▶ [Exercise details]
Write out the records again, exactly, leaving none out.

Records excerpted from a collection
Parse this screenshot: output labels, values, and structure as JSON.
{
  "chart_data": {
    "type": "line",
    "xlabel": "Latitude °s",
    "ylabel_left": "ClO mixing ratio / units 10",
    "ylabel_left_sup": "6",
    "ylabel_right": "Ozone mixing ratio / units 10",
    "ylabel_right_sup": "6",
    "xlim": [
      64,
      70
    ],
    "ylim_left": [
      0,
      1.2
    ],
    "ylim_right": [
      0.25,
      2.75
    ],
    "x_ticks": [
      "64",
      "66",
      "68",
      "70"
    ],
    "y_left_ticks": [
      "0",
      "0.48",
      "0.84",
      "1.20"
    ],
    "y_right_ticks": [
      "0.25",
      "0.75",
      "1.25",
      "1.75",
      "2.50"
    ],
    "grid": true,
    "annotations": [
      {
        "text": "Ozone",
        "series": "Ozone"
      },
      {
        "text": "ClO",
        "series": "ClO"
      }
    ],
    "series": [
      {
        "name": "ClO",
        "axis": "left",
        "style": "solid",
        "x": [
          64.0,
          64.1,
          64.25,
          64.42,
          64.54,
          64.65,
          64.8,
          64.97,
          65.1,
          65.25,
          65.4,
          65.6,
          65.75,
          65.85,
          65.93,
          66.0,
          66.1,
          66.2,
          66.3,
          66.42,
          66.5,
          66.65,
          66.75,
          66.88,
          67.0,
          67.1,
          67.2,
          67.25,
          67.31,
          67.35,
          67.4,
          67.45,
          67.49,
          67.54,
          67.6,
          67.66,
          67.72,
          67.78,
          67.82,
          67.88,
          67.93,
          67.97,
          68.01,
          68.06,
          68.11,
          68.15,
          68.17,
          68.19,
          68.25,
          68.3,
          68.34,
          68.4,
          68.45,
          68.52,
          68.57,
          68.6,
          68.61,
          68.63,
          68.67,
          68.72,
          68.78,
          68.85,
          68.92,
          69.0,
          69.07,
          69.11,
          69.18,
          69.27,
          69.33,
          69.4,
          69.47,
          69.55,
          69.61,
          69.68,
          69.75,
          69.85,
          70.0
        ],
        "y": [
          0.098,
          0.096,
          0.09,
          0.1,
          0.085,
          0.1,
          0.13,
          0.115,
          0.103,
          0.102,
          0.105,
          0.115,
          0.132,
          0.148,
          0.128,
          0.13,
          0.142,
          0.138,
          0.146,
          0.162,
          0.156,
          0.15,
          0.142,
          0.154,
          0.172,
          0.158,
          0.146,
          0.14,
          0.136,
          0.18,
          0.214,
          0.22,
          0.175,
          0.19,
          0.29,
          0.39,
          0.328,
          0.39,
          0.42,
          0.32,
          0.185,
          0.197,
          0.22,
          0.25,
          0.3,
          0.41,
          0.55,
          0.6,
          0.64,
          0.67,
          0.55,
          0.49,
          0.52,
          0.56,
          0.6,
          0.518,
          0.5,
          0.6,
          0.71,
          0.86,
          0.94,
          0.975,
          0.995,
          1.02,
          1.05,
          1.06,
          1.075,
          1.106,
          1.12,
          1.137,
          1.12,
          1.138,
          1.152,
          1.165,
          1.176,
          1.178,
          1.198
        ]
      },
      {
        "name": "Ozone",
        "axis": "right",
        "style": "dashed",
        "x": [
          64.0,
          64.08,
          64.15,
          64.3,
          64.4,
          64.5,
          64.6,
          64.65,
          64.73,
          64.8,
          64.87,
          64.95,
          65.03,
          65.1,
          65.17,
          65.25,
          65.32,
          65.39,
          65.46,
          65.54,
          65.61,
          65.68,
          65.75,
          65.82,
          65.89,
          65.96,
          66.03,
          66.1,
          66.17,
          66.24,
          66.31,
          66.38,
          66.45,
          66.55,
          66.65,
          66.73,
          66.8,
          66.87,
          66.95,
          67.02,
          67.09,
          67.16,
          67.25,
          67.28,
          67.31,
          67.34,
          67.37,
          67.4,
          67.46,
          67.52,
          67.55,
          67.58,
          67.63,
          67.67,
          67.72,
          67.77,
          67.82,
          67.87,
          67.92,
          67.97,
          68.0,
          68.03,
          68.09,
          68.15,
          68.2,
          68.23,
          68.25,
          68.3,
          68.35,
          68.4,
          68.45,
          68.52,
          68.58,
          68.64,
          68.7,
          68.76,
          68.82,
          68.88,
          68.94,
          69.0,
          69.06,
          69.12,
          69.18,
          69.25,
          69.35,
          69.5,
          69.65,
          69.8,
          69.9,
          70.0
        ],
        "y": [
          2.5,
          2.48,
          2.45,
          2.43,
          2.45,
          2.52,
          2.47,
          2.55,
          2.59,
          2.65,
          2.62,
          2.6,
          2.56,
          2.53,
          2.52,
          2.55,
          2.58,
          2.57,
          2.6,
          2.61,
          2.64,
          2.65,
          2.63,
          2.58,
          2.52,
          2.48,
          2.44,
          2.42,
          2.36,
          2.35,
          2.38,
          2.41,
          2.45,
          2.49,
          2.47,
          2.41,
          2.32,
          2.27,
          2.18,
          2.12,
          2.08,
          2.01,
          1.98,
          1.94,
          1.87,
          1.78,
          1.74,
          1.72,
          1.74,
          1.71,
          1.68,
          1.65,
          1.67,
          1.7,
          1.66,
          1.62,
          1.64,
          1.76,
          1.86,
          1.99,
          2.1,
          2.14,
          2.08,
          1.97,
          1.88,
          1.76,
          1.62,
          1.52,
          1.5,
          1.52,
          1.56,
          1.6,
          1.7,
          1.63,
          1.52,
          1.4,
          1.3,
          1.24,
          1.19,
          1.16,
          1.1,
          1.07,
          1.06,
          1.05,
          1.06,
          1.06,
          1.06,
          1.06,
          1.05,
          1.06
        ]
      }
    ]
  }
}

▶ [Exercise response]
Parse this screenshot: output labels, values, and structure as JSON.
{
  "chart_data": {
    "type": "line",
    "xlabel": "Latitude °s",
    "ylabel_left": "ClO mixing ratio / units 10",
    "ylabel_left_sup": "6",
    "ylabel_right": "Ozone mixing ratio / units 10",
    "ylabel_right_sup": "6",
    "xlim": [
      64,
      70
    ],
    "ylim_left": [
      0,
      1.2
    ],
    "ylim_right": [
      0.25,
      2.75
    ],
    "x_ticks": [
      "64",
      "66",
      "68",
      "70"
    ],
    "y_left_ticks": [
      "0",
      "0.48",
      "0.84",
      "1.20"
    ],
    "y_right_ticks": [
      "0.25",
      "0.75",
      "1.25",
      "1.75",
      "2.50"
    ],
    "grid": true,
    "annotations": [
      {
        "text": "Ozone",
        "series": "Ozone"
      },
      {
        "text": "ClO",
        "series": "ClO"
      }
    ],
    "series": [
      {
        "name": "ClO",
        "axis": "left",
        "style": "solid",
        "x": [
          64.0,
          64.1,
          64.25,
          64.42,
          64.54,
          64.65,
          64.8,
          64.97,
          65.1,
          65.25,
          65.4,
          65.6,
          65.75,
          65.85,
          65.93,
          66.0,
          66.1,
          66.2,
          66.3,
          66.42,
          66.5,
          66.65,
          66.75,
          66.88,
          67.0,
          67.1,
          67.2,
          67.25,
          67.31,
          67.35,
          67.4,
          67.45,
          67.49,
          67.54,
          67.6,
          67.66,
          67.72,
          67.78,
          67.82,
          67.88,
          67.93,
          67.97,
          68.01,
          68.06,
          68.11,
          68.15,
          68.17,
          68.19,
          68.25,
          68.3,
          68.34,
          68.4,
          68.45,
          68.52,
          68.57,
          68.6,
          68.61,
          68.63,
          68.67,
          68.72,
          68.78,
          68.85,
          68.92,
          69.0,
          69.07,
          69.11,
          69.18,
          69.27,
          69.33,
          69.4,
          69.47,
          69.55,
          69.61,
          69.68,
          69.75,
          69.85,
          70.0
        ],
        "y": [
          0.098,
          0.096,
          0.09,
          0.1,
          0.085,
          0.1,
          0.13,
          0.115,
          0.103,
          0.102,
          0.105,
          0.115,
          0.132,
          0.148,
          0.128,
          0.13,
          0.142,
          0.138,
          0.146,
          0.162,
          0.156,
          0.15,
          0.142,
          0.154,
          0.172,
          0.158,
          0.146,
          0.14,
          0.136,
          0.18,
          0.214,
          0.22,
          0.175,
          0.19,
          0.29,
          0.39,
          0.328,
          0.39,
          0.42,
          0.32,
          0.185,
          0.197,
          0.22,
          0.25,
          0.3,
          0.41,
          0.55,
          0.6,
          0.64,
          0.67,
          0.55,
          0.49,
          0.52,
          0.56,
          0.6,
          0.518,
          0.5,
          0.6,
          0.71,
          0.86,
          0.94,
          0.975,
          0.995,
          1.02,
          1.05,
          1.06,
          1.075,
          1.106,
          1.12,
          1.137,
          1.12,
          1.138,
          1.152,
          1.165,
          1.176,
          1.178,
          1.198
        ]
      },
      {
        "name": "Ozone",
        "axis": "right",
        "style": "dashed",
        "x": [
          64.0,
          64.08,
          64.15,
          64.3,
          64.4,
          64.5,
          64.6,
          64.65,
          64.73,
          64.8,
          64.87,
          64.95,
          65.03,
          65.1,
          65.17,
          65.25,
          65.32,
          65.39,
          65.46,
          65.54,
          65.61,
          65.68,
          65.75,
          65.82,
          65.89,
          65.96,
          66.03,
          66.1,
          66.17,
          66.24,
          66.31,
          66.38,
          66.45,
          66.55,
          66.65,
          66.73,
          66.8,
          66.87,
          66.95,
          67.02,
          67.09,
          67.16,
          67.25,
          67.28,
          67.31,
          67.34,
          67.37,
          67.4,
          67.46,
          67.52,
          67.55,
          67.58,
          67.63,
          67.67,
          67.72,
          67.77,
          67.82,
          67.87,
          67.92,
          67.97,
          68.0,
          68.03,
          68.09,
          68.15,
          68.2,
          68.23,
          68.25,
          68.3,
          68.35,
          68.4,
          68.45,
          68.52,
          68.58,
          68.64,
          68.7,
          68.76,
          68.82,
          68.88,
          68.94,
          69.0,
          69.06,
          69.12,
          69.18,
          69.25,
          69.35,
          69.5,
          69.65,
          69.8,
          69.9,
          70.0
        ],
        "y": [
          2.5,
          2.48,
          2.45,
          2.43,
          2.45,
          2.52,
          2.47,
          2.55,
          2.59,
          2.65,
          2.62,
          2.6,
          2.56,
          2.53,
          2.52,
          2.55,
          2.58,
          2.57,
          2.6,
          2.61,
          2.64,
          2.65,
          2.63,
          2.58,
          2.52,
          2.48,
          2.44,
          2.42,
          2.36,
          2.35,
          2.38,
          2.41,
          2.45,
          2.49,
          2.47,
          2.41,
          2.32,
          2.27,
          2.18,
          2.12,
          2.08,
          2.01,
          1.98,
          1.94,
          1.87,
          1.78,
          1.74,
          1.72,
          1.74,
          1.71,
          1.68,
          1.65,
          1.67,
          1.7,
          1.66,
          1.62,
          1.64,
          1.76,
          1.86,
          1.99,
          2.1,
          2.14,
          2.08,
          1.97,
          1.88,
          1.76,
          1.62,
          1.52,
          1.5,
          1.52,
          1.56,
          1.6,
          1.7,
          1.63,
          1.52,
          1.4,
          1.3,
          1.24,
          1.19,
          1.16,
          1.1,
          1.07,
          1.06,
          1.05,
          1.06,
          1.06,
          1.06,
          1.06,
          1.05,
          1.06
        ]
      }
    ]
  }
}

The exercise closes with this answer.